§ Task to carry out:
Repeat the listing in full, word for word.

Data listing
════

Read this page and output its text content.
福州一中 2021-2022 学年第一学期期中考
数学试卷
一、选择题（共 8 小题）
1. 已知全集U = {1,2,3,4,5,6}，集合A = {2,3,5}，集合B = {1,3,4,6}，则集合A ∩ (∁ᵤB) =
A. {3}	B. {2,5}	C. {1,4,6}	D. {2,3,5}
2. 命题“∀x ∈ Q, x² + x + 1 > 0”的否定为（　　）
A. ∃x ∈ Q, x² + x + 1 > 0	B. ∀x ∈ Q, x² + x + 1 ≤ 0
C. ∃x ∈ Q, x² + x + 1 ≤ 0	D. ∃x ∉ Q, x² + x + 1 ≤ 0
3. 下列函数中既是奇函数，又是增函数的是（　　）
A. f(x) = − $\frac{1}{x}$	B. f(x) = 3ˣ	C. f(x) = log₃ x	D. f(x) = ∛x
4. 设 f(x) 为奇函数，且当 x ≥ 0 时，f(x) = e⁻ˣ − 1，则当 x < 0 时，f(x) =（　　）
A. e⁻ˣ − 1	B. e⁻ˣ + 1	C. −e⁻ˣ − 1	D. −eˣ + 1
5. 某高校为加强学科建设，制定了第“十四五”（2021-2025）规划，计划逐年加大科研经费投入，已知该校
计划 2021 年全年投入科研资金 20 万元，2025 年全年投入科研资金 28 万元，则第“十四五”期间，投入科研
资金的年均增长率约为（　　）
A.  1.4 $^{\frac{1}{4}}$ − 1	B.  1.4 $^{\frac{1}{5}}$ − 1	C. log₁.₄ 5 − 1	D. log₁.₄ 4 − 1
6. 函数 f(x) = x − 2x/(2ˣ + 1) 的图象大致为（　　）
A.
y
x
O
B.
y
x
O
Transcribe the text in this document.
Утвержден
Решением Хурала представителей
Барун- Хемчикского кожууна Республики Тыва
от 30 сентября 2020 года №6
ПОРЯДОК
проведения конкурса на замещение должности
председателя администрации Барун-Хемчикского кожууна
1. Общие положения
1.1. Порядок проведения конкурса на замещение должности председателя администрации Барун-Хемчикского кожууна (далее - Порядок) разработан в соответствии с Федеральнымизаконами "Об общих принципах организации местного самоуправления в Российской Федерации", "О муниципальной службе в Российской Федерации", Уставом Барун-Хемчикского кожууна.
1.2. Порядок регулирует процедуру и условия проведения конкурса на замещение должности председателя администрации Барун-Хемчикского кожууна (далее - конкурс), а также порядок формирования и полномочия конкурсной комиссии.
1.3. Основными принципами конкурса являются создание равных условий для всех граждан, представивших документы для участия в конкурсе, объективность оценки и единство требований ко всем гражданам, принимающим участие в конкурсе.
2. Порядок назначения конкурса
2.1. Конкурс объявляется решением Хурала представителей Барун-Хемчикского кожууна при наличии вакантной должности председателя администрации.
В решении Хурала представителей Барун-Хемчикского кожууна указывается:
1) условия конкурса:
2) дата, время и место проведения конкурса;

════

§ Full response:
Read this page and output its text content.
福州一中 2021-2022 学年第一学期期中考
数学试卷
一、选择题（共 8 小题）
1. 已知全集U = {1,2,3,4,5,6}，集合A = {2,3,5}，集合B = {1,3,4,6}，则集合A ∩ (∁ᵤB) =
A. {3}	B. {2,5}	C. {1,4,6}	D. {2,3,5}
2. 命题“∀x ∈ Q, x² + x + 1 > 0”的否定为（　　）
A. ∃x ∈ Q, x² + x + 1 > 0	B. ∀x ∈ Q, x² + x + 1 ≤ 0
C. ∃x ∈ Q, x² + x + 1 ≤ 0	D. ∃x ∉ Q, x² + x + 1 ≤ 0
3. 下列函数中既是奇函数，又是增函数的是（　　）
A. f(x) = − $\frac{1}{x}$	B. f(x) = 3ˣ	C. f(x) = log₃ x	D. f(x) = ∛x
4. 设 f(x) 为奇函数，且当 x ≥ 0 时，f(x) = e⁻ˣ − 1，则当 x < 0 时，f(x) =（　　）
A. e⁻ˣ − 1	B. e⁻ˣ + 1	C. −e⁻ˣ − 1	D. −eˣ + 1
5. 某高校为加强学科建设，制定了第“十四五”（2021-2025）规划，计划逐年加大科研经费投入，已知该校
计划 2021 年全年投入科研资金 20 万元，2025 年全年投入科研资金 28 万元，则第“十四五”期间，投入科研
资金的年均增长率约为（　　）
A.  1.4 $^{\frac{1}{4}}$ − 1	B.  1.4 $^{\frac{1}{5}}$ − 1	C. log₁.₄ 5 − 1	D. log₁.₄ 4 − 1
6. 函数 f(x) = x − 2x/(2ˣ + 1) 的图象大致为（　　）
A.
y
x
O
B.
y
x
O
Transcribe the text in this document.
Утвержден
Решением Хурала представителей
Барун- Хемчикского кожууна Республики Тыва
от 30 сентября 2020 года №6
ПОРЯДОК
проведения конкурса на замещение должности
председателя администрации Барун-Хемчикского кожууна
1. Общие положения
1.1. Порядок проведения конкурса на замещение должности председателя администрации Барун-Хемчикского кожууна (далее - Порядок) разработан в соответствии с Федеральнымизаконами "Об общих принципах организации местного самоуправления в Российской Федерации", "О муниципальной службе в Российской Федерации", Уставом Барун-Хемчикского кожууна.
1.2. Порядок регулирует процедуру и условия проведения конкурса на замещение должности председателя администрации Барун-Хемчикского кожууна (далее - конкурс), а также порядок формирования и полномочия конкурсной комиссии.
1.3. Основными принципами конкурса являются создание равных условий для всех граждан, представивших документы для участия в конкурсе, объективность оценки и единство требований ко всем гражданам, принимающим участие в конкурсе.
2. Порядок назначения конкурса
2.1. Конкурс объявляется решением Хурала представителей Барун-Хемчикского кожууна при наличии вакантной должности председателя администрации.
В решении Хурала представителей Барун-Хемчикского кожууна указывается:
1) условия конкурса:
2) дата, время и место проведения конкурса;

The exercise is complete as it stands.